─── Given information ───

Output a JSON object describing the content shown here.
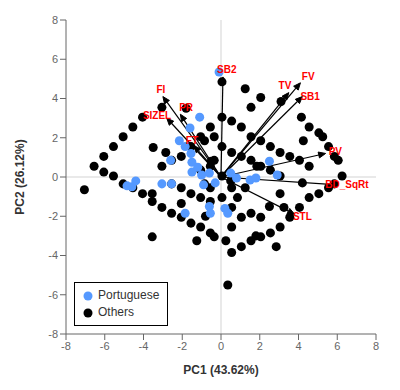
{
  "chart_data": {
    "type": "scatter",
    "xlabel": "PC1 (43.62%)",
    "ylabel": "PC2 (26.12%)",
    "xlim": [
      -8,
      8
    ],
    "ylim": [
      -8,
      8
    ],
    "xticks": [
      -8,
      -6,
      -4,
      -2,
      0,
      2,
      4,
      6,
      8
    ],
    "yticks": [
      -8,
      -6,
      -4,
      -2,
      0,
      2,
      4,
      6,
      8
    ],
    "grid": false,
    "legend": "lower left",
    "series": [
      {
        "name": "Portuguese",
        "color": "#5599ff",
        "values": [
          [
            -2.15,
            1.85
          ],
          [
            -1.85,
            1.55
          ],
          [
            -1.55,
            1.2
          ],
          [
            -1.5,
            0.25
          ],
          [
            -1.5,
            0.75
          ],
          [
            -1.2,
            0.5
          ],
          [
            -1.0,
            0.1
          ],
          [
            -0.9,
            -0.4
          ],
          [
            -0.6,
            0.2
          ],
          [
            -0.3,
            -0.3
          ],
          [
            -0.1,
            5.35
          ],
          [
            -1.1,
            3.05
          ],
          [
            -1.6,
            2.5
          ],
          [
            -2.6,
            0.85
          ],
          [
            -3.05,
            -0.35
          ],
          [
            -4.6,
            -0.5
          ],
          [
            -4.85,
            -0.45
          ],
          [
            -2.55,
            -0.35
          ],
          [
            0.2,
            -1.6
          ],
          [
            0.35,
            -1.85
          ],
          [
            -0.55,
            -1.85
          ],
          [
            -1.85,
            -1.85
          ],
          [
            1.5,
            -0.15
          ],
          [
            2.5,
            0.8
          ],
          [
            2.9,
            0.1
          ],
          [
            1.8,
            -0.05
          ],
          [
            0.5,
            0.2
          ],
          [
            0.8,
            -0.05
          ],
          [
            -4.4,
            -0.2
          ],
          [
            -0.6,
            -1.5
          ]
        ]
      },
      {
        "name": "Others",
        "color": "black",
        "values": [
          [
            0.05,
            4.85
          ],
          [
            1.25,
            4.5
          ],
          [
            2.05,
            4.05
          ],
          [
            3.1,
            3.85
          ],
          [
            4.15,
            3.05
          ],
          [
            4.55,
            2.55
          ],
          [
            5.05,
            2.25
          ],
          [
            5.25,
            2.05
          ],
          [
            5.55,
            1.55
          ],
          [
            5.85,
            1.05
          ],
          [
            6.05,
            0.85
          ],
          [
            6.25,
            0.05
          ],
          [
            5.85,
            -0.35
          ],
          [
            5.55,
            -0.55
          ],
          [
            5.05,
            -0.85
          ],
          [
            4.55,
            -1.05
          ],
          [
            4.05,
            -1.55
          ],
          [
            3.55,
            -2.05
          ],
          [
            3.05,
            -2.55
          ],
          [
            2.55,
            -2.85
          ],
          [
            2.05,
            -3.05
          ],
          [
            1.55,
            -3.25
          ],
          [
            1.05,
            -3.55
          ],
          [
            0.55,
            -3.85
          ],
          [
            0.35,
            -5.5
          ],
          [
            0.25,
            -3.25
          ],
          [
            -0.35,
            -3.05
          ],
          [
            -0.55,
            -2.85
          ],
          [
            -1.05,
            -2.55
          ],
          [
            -1.55,
            -2.35
          ],
          [
            -2.05,
            -2.05
          ],
          [
            -2.55,
            -1.85
          ],
          [
            -3.05,
            -1.55
          ],
          [
            -3.55,
            -1.25
          ],
          [
            -4.05,
            -0.85
          ],
          [
            -4.55,
            -0.55
          ],
          [
            -5.05,
            -0.35
          ],
          [
            -5.55,
            0.05
          ],
          [
            -6.05,
            0.25
          ],
          [
            -7.05,
            -0.65
          ],
          [
            -6.55,
            0.55
          ],
          [
            -6.05,
            1.05
          ],
          [
            -5.55,
            1.55
          ],
          [
            -5.05,
            2.05
          ],
          [
            -4.55,
            2.55
          ],
          [
            -4.05,
            3.05
          ],
          [
            -3.55,
            -3.05
          ],
          [
            -3.05,
            0.55
          ],
          [
            -2.55,
            0.85
          ],
          [
            -2.05,
            1.05
          ],
          [
            -1.55,
            1.55
          ],
          [
            -1.05,
            2.05
          ],
          [
            -0.55,
            2.55
          ],
          [
            0.05,
            3.05
          ],
          [
            0.55,
            2.85
          ],
          [
            1.05,
            2.55
          ],
          [
            1.55,
            2.05
          ],
          [
            2.05,
            1.85
          ],
          [
            2.55,
            1.55
          ],
          [
            3.05,
            1.25
          ],
          [
            3.55,
            1.05
          ],
          [
            4.05,
            0.85
          ],
          [
            4.55,
            0.55
          ],
          [
            0.05,
            1.55
          ],
          [
            0.55,
            1.25
          ],
          [
            1.05,
            1.05
          ],
          [
            1.55,
            0.85
          ],
          [
            2.05,
            0.55
          ],
          [
            2.55,
            0.35
          ],
          [
            3.05,
            0.05
          ],
          [
            -0.55,
            -0.55
          ],
          [
            -1.05,
            -1.05
          ],
          [
            -1.55,
            -0.85
          ],
          [
            -2.05,
            -0.55
          ],
          [
            -2.55,
            -0.35
          ],
          [
            0.05,
            -1.05
          ],
          [
            0.55,
            -1.55
          ],
          [
            1.05,
            -2.05
          ],
          [
            1.55,
            -1.85
          ],
          [
            2.05,
            -2.05
          ],
          [
            -0.55,
            0.55
          ],
          [
            0.05,
            0.05
          ],
          [
            0.55,
            -0.55
          ],
          [
            -3.05,
            3.55
          ],
          [
            -0.35,
            0.85
          ],
          [
            -0.85,
            -0.35
          ],
          [
            1.55,
            3.55
          ],
          [
            2.85,
            -3.55
          ],
          [
            -1.25,
            -3.25
          ],
          [
            0.55,
            -2.55
          ],
          [
            -0.85,
            1.85
          ],
          [
            4.25,
            1.85
          ],
          [
            -3.55,
            -0.85
          ],
          [
            3.25,
            -1.55
          ],
          [
            -0.55,
            -1.25
          ],
          [
            1.85,
            0.55
          ],
          [
            -2.85,
            1.25
          ],
          [
            -2.05,
            -1.35
          ],
          [
            0.85,
            -1.05
          ],
          [
            -1.05,
            0.35
          ],
          [
            3.05,
            -0.85
          ],
          [
            -0.35,
            2.05
          ],
          [
            1.25,
            -0.55
          ],
          [
            -0.5,
            0.8
          ],
          [
            1.8,
            -3.0
          ],
          [
            4.2,
            -0.3
          ],
          [
            -1.8,
            3.5
          ],
          [
            -0.8,
            -2.0
          ],
          [
            2.5,
            -1.5
          ],
          [
            -3.5,
            1.5
          ],
          [
            0.5,
            -0.2
          ]
        ]
      }
    ],
    "arrows": {
      "color": "black",
      "labels": {
        "color": "red"
      },
      "items": [
        {
          "text": "SB2",
          "x": 0.1,
          "y": 5.1,
          "label_x": 0.3,
          "label_y": 5.5
        },
        {
          "text": "FV",
          "x": 4.1,
          "y": 4.8,
          "label_x": 4.5,
          "label_y": 5.1
        },
        {
          "text": "TV",
          "x": 3.5,
          "y": 4.3,
          "label_x": 3.3,
          "label_y": 4.65
        },
        {
          "text": "SB1",
          "x": 4.2,
          "y": 4.1,
          "label_x": 4.6,
          "label_y": 4.1
        },
        {
          "text": "PV",
          "x": 5.4,
          "y": 1.2,
          "label_x": 5.9,
          "label_y": 1.3
        },
        {
          "text": "BD_SqRt",
          "x": 6.0,
          "y": -0.4,
          "label_x": 6.5,
          "label_y": -0.4
        },
        {
          "text": "STL",
          "x": 3.8,
          "y": -1.9,
          "label_x": 4.2,
          "label_y": -2.0
        },
        {
          "text": "FT",
          "x": -1.4,
          "y": 1.6,
          "label_x": -1.5,
          "label_y": 1.85
        },
        {
          "text": "PR",
          "x": -2.1,
          "y": 3.2,
          "label_x": -1.8,
          "label_y": 3.55
        },
        {
          "text": "SIZEL",
          "x": -2.8,
          "y": 3.0,
          "label_x": -3.3,
          "label_y": 3.15
        },
        {
          "text": "FI",
          "x": -3.0,
          "y": 4.1,
          "label_x": -3.1,
          "label_y": 4.45
        }
      ]
    },
    "reference_lines": [
      {
        "x": 0,
        "color": "lightgray"
      },
      {
        "y": 0,
        "color": "lightgray"
      }
    ]
  }
}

───

**Task instructions:**
Using the listing above, list every line in which the string "text" occurs.

**Exercise result:**
          "text": "SB2",
          "text": "FV",
          "text": "TV",
          "text": "SB1",
          "text": "PV",
          "text": "BD_SqRt",
          "text": "STL",
          "text": "FT",
          "text": "PR",
          "text": "SIZEL",
          "text": "FI",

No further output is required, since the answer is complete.